==== MATERIAL ====
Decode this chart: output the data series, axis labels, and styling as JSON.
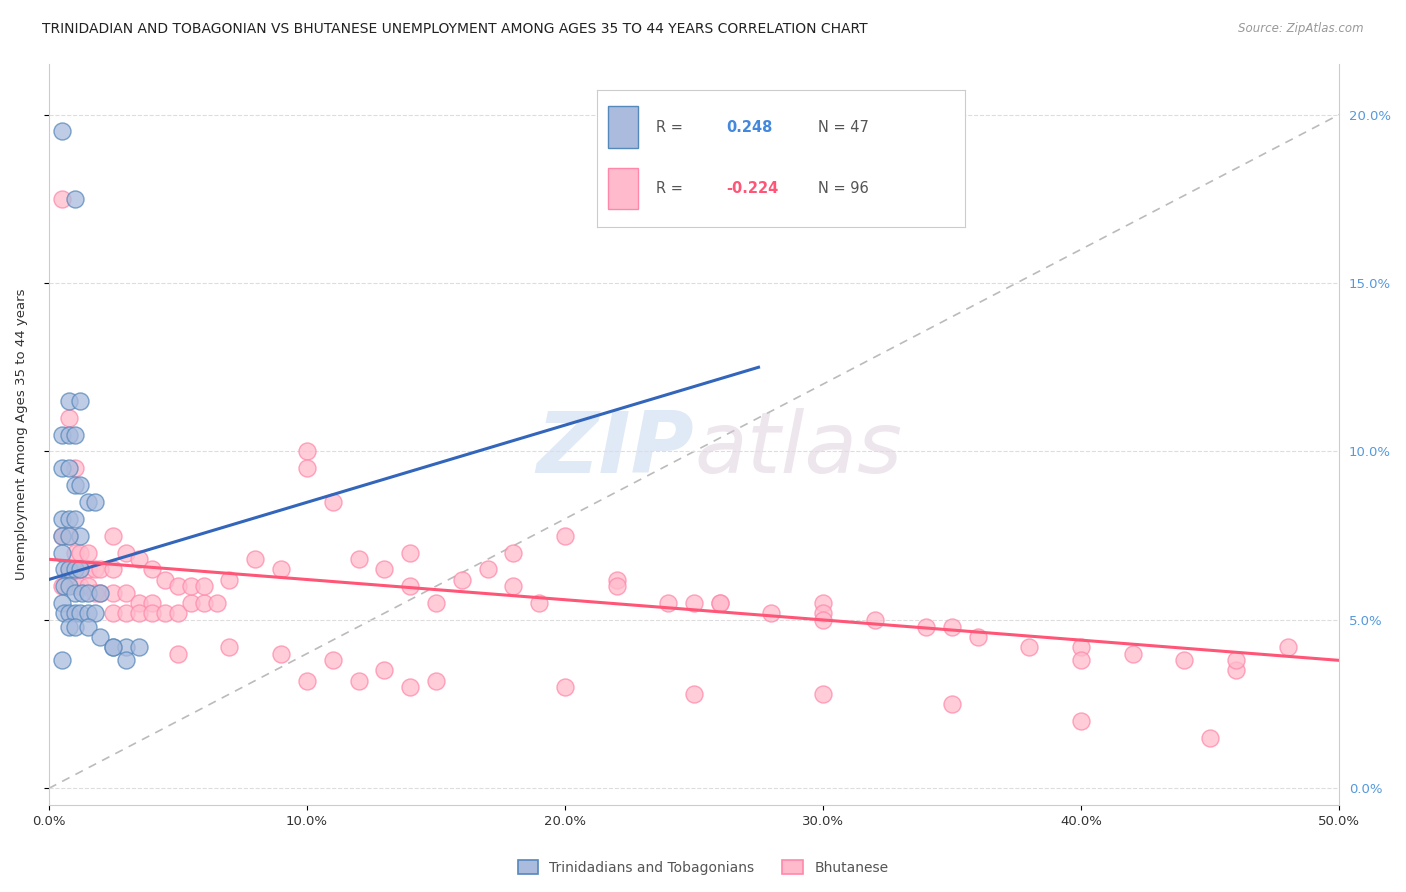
{
  "title": "TRINIDADIAN AND TOBAGONIAN VS BHUTANESE UNEMPLOYMENT AMONG AGES 35 TO 44 YEARS CORRELATION CHART",
  "source": "Source: ZipAtlas.com",
  "ylabel": "Unemployment Among Ages 35 to 44 years",
  "xlim": [
    0.0,
    0.5
  ],
  "ylim": [
    -0.005,
    0.215
  ],
  "xticks": [
    0.0,
    0.1,
    0.2,
    0.3,
    0.4,
    0.5
  ],
  "xticklabels": [
    "0.0%",
    "10.0%",
    "20.0%",
    "30.0%",
    "40.0%",
    "50.0%"
  ],
  "yticks_right": [
    0.0,
    0.05,
    0.1,
    0.15,
    0.2
  ],
  "yticklabels_right": [
    "0.0%",
    "5.0%",
    "10.0%",
    "15.0%",
    "20.0%"
  ],
  "blue_color": "#aabbdd",
  "pink_color": "#ffbbcc",
  "blue_edge": "#5588bb",
  "pink_edge": "#ff88aa",
  "legend_r_blue": "R =  0.248",
  "legend_n_blue": "N = 47",
  "legend_r_pink": "R = -0.224",
  "legend_n_pink": "N = 96",
  "legend_label_blue": "Trinidadians and Tobagonians",
  "legend_label_pink": "Bhutanese",
  "watermark_zip": "ZIP",
  "watermark_atlas": "atlas",
  "blue_scatter_x": [
    0.005,
    0.01,
    0.008,
    0.012,
    0.005,
    0.008,
    0.01,
    0.005,
    0.008,
    0.01,
    0.012,
    0.015,
    0.018,
    0.005,
    0.008,
    0.01,
    0.012,
    0.005,
    0.008,
    0.005,
    0.006,
    0.008,
    0.01,
    0.012,
    0.006,
    0.008,
    0.01,
    0.013,
    0.015,
    0.005,
    0.006,
    0.008,
    0.01,
    0.012,
    0.015,
    0.018,
    0.02,
    0.008,
    0.01,
    0.015,
    0.02,
    0.025,
    0.03,
    0.035,
    0.005,
    0.025,
    0.03
  ],
  "blue_scatter_y": [
    0.195,
    0.175,
    0.115,
    0.115,
    0.105,
    0.105,
    0.105,
    0.095,
    0.095,
    0.09,
    0.09,
    0.085,
    0.085,
    0.08,
    0.08,
    0.08,
    0.075,
    0.075,
    0.075,
    0.07,
    0.065,
    0.065,
    0.065,
    0.065,
    0.06,
    0.06,
    0.058,
    0.058,
    0.058,
    0.055,
    0.052,
    0.052,
    0.052,
    0.052,
    0.052,
    0.052,
    0.058,
    0.048,
    0.048,
    0.048,
    0.045,
    0.042,
    0.042,
    0.042,
    0.038,
    0.042,
    0.038
  ],
  "pink_scatter_x": [
    0.005,
    0.008,
    0.01,
    0.005,
    0.008,
    0.01,
    0.012,
    0.015,
    0.008,
    0.012,
    0.015,
    0.018,
    0.02,
    0.025,
    0.005,
    0.01,
    0.012,
    0.015,
    0.018,
    0.02,
    0.025,
    0.03,
    0.035,
    0.04,
    0.025,
    0.03,
    0.035,
    0.04,
    0.045,
    0.05,
    0.055,
    0.06,
    0.065,
    0.025,
    0.03,
    0.035,
    0.04,
    0.045,
    0.05,
    0.055,
    0.06,
    0.07,
    0.08,
    0.09,
    0.1,
    0.11,
    0.12,
    0.13,
    0.14,
    0.15,
    0.16,
    0.17,
    0.18,
    0.19,
    0.2,
    0.22,
    0.24,
    0.26,
    0.28,
    0.3,
    0.32,
    0.34,
    0.36,
    0.38,
    0.4,
    0.42,
    0.44,
    0.46,
    0.1,
    0.14,
    0.18,
    0.22,
    0.26,
    0.3,
    0.05,
    0.07,
    0.09,
    0.11,
    0.13,
    0.15,
    0.2,
    0.25,
    0.3,
    0.35,
    0.4,
    0.45,
    0.25,
    0.3,
    0.35,
    0.4,
    0.46,
    0.48,
    0.1,
    0.12,
    0.14
  ],
  "pink_scatter_y": [
    0.175,
    0.11,
    0.095,
    0.075,
    0.075,
    0.07,
    0.07,
    0.07,
    0.065,
    0.065,
    0.065,
    0.065,
    0.065,
    0.065,
    0.06,
    0.06,
    0.06,
    0.06,
    0.058,
    0.058,
    0.058,
    0.058,
    0.055,
    0.055,
    0.052,
    0.052,
    0.052,
    0.052,
    0.052,
    0.052,
    0.055,
    0.055,
    0.055,
    0.075,
    0.07,
    0.068,
    0.065,
    0.062,
    0.06,
    0.06,
    0.06,
    0.062,
    0.068,
    0.065,
    0.1,
    0.085,
    0.068,
    0.065,
    0.06,
    0.055,
    0.062,
    0.065,
    0.06,
    0.055,
    0.075,
    0.062,
    0.055,
    0.055,
    0.052,
    0.055,
    0.05,
    0.048,
    0.045,
    0.042,
    0.042,
    0.04,
    0.038,
    0.035,
    0.095,
    0.07,
    0.07,
    0.06,
    0.055,
    0.052,
    0.04,
    0.042,
    0.04,
    0.038,
    0.035,
    0.032,
    0.03,
    0.028,
    0.028,
    0.025,
    0.02,
    0.015,
    0.055,
    0.05,
    0.048,
    0.038,
    0.038,
    0.042,
    0.032,
    0.032,
    0.03
  ],
  "blue_trend_x": [
    0.0,
    0.275
  ],
  "blue_trend_y": [
    0.062,
    0.125
  ],
  "pink_trend_x": [
    0.0,
    0.5
  ],
  "pink_trend_y": [
    0.068,
    0.038
  ],
  "ref_line_x": [
    0.0,
    0.5
  ],
  "ref_line_y": [
    0.0,
    0.2
  ],
  "background_color": "#ffffff",
  "grid_color": "#dddddd"
}
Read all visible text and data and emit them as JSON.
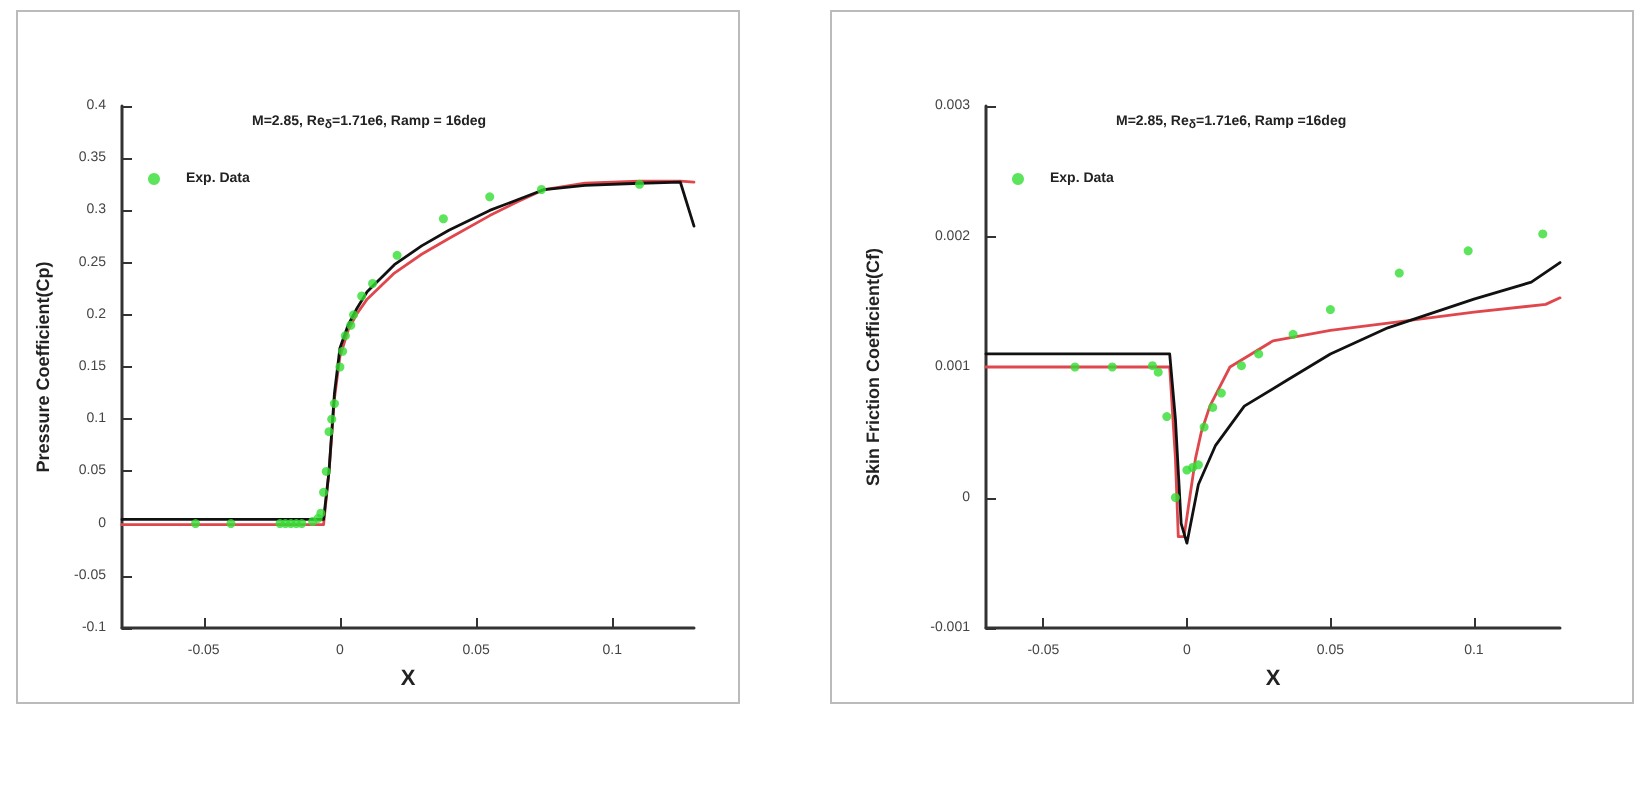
====
WRITTEN TASK
In the copy, include all records verbatim but no images.

RESULT FOR THIS EXERCISE
Decode this chart: output the data series, axis labels, and styling as JSON.
{
  "title": "TRINIDADIAN AND TOBAGONIAN VS BHUTANESE UNEMPLOYMENT AMONG AGES 35 TO 44 YEARS CORRELATION CHART",
  "source": "Source: ZipAtlas.com",
  "ylabel": "Unemployment Among Ages 35 to 44 years",
  "xlim": [
    0.0,
    0.5
  ],
  "ylim": [
    -0.005,
    0.215
  ],
  "xticks": [
    0.0,
    0.1,
    0.2,
    0.3,
    0.4,
    0.5
  ],
  "xticklabels": [
    "0.0%",
    "10.0%",
    "20.0%",
    "30.0%",
    "40.0%",
    "50.0%"
  ],
  "yticks_right": [
    0.0,
    0.05,
    0.1,
    0.15,
    0.2
  ],
  "yticklabels_right": [
    "0.0%",
    "5.0%",
    "10.0%",
    "15.0%",
    "20.0%"
  ],
  "blue_color": "#aabbdd",
  "pink_color": "#ffbbcc",
  "blue_edge": "#5588bb",
  "pink_edge": "#ff88aa",
  "legend_r_blue": "R =  0.248",
  "legend_n_blue": "N = 47",
  "legend_r_pink": "R = -0.224",
  "legend_n_pink": "N = 96",
  "legend_label_blue": "Trinidadians and Tobagonians",
  "legend_label_pink": "Bhutanese",
  "watermark_zip": "ZIP",
  "watermark_atlas": "atlas",
  "blue_scatter_x": [
    0.005,
    0.01,
    0.008,
    0.012,
    0.005,
    0.008,
    0.01,
    0.005,
    0.008,
    0.01,
    0.012,
    0.015,
    0.018,
    0.005,
    0.008,
    0.01,
    0.012,
    0.005,
    0.008,
    0.005,
    0.006,
    0.008,
    0.01,
    0.012,
    0.006,
    0.008,
    0.01,
    0.013,
    0.015,
    0.005,
    0.006,
    0.008,
    0.01,
    0.012,
    0.015,
    0.018,
    0.02,
    0.008,
    0.01,
    0.015,
    0.02,
    0.025,
    0.03,
    0.035,
    0.005,
    0.025,
    0.03
  ],
  "blue_scatter_y": [
    0.195,
    0.175,
    0.115,
    0.115,
    0.105,
    0.105,
    0.105,
    0.095,
    0.095,
    0.09,
    0.09,
    0.085,
    0.085,
    0.08,
    0.08,
    0.08,
    0.075,
    0.075,
    0.075,
    0.07,
    0.065,
    0.065,
    0.065,
    0.065,
    0.06,
    0.06,
    0.058,
    0.058,
    0.058,
    0.055,
    0.052,
    0.052,
    0.052,
    0.052,
    0.052,
    0.052,
    0.058,
    0.048,
    0.048,
    0.048,
    0.045,
    0.042,
    0.042,
    0.042,
    0.038,
    0.042,
    0.038
  ],
  "pink_scatter_x": [
    0.005,
    0.008,
    0.01,
    0.005,
    0.008,
    0.01,
    0.012,
    0.015,
    0.008,
    0.012,
    0.015,
    0.018,
    0.02,
    0.025,
    0.005,
    0.01,
    0.012,
    0.015,
    0.018,
    0.02,
    0.025,
    0.03,
    0.035,
    0.04,
    0.025,
    0.03,
    0.035,
    0.04,
    0.045,
    0.05,
    0.055,
    0.06,
    0.065,
    0.025,
    0.03,
    0.035,
    0.04,
    0.045,
    0.05,
    0.055,
    0.06,
    0.07,
    0.08,
    0.09,
    0.1,
    0.11,
    0.12,
    0.13,
    0.14,
    0.15,
    0.16,
    0.17,
    0.18,
    0.19,
    0.2,
    0.22,
    0.24,
    0.26,
    0.28,
    0.3,
    0.32,
    0.34,
    0.36,
    0.38,
    0.4,
    0.42,
    0.44,
    0.46,
    0.1,
    0.14,
    0.18,
    0.22,
    0.26,
    0.3,
    0.05,
    0.07,
    0.09,
    0.11,
    0.13,
    0.15,
    0.2,
    0.25,
    0.3,
    0.35,
    0.4,
    0.45,
    0.25,
    0.3,
    0.35,
    0.4,
    0.46,
    0.48,
    0.1,
    0.12,
    0.14
  ],
  "pink_scatter_y": [
    0.175,
    0.11,
    0.095,
    0.075,
    0.075,
    0.07,
    0.07,
    0.07,
    0.065,
    0.065,
    0.065,
    0.065,
    0.065,
    0.065,
    0.06,
    0.06,
    0.06,
    0.06,
    0.058,
    0.058,
    0.058,
    0.058,
    0.055,
    0.055,
    0.052,
    0.052,
    0.052,
    0.052,
    0.052,
    0.052,
    0.055,
    0.055,
    0.055,
    0.075,
    0.07,
    0.068,
    0.065,
    0.062,
    0.06,
    0.06,
    0.06,
    0.062,
    0.068,
    0.065,
    0.1,
    0.085,
    0.068,
    0.065,
    0.06,
    0.055,
    0.062,
    0.065,
    0.06,
    0.055,
    0.075,
    0.062,
    0.055,
    0.055,
    0.052,
    0.055,
    0.05,
    0.048,
    0.045,
    0.042,
    0.042,
    0.04,
    0.038,
    0.035,
    0.095,
    0.07,
    0.07,
    0.06,
    0.055,
    0.052,
    0.04,
    0.042,
    0.04,
    0.038,
    0.035,
    0.032,
    0.03,
    0.028,
    0.028,
    0.025,
    0.02,
    0.015,
    0.055,
    0.05,
    0.048,
    0.038,
    0.038,
    0.042,
    0.032,
    0.032,
    0.03
  ],
  "blue_trend_x": [
    0.0,
    0.275
  ],
  "blue_trend_y": [
    0.062,
    0.125
  ],
  "pink_trend_x": [
    0.0,
    0.5
  ],
  "pink_trend_y": [
    0.068,
    0.038
  ],
  "ref_line_x": [
    0.0,
    0.5
  ],
  "ref_line_y": [
    0.0,
    0.2
  ],
  "background_color": "#ffffff",
  "grid_color": "#dddddd"
}
Read all visible text and data and emit them as JSON.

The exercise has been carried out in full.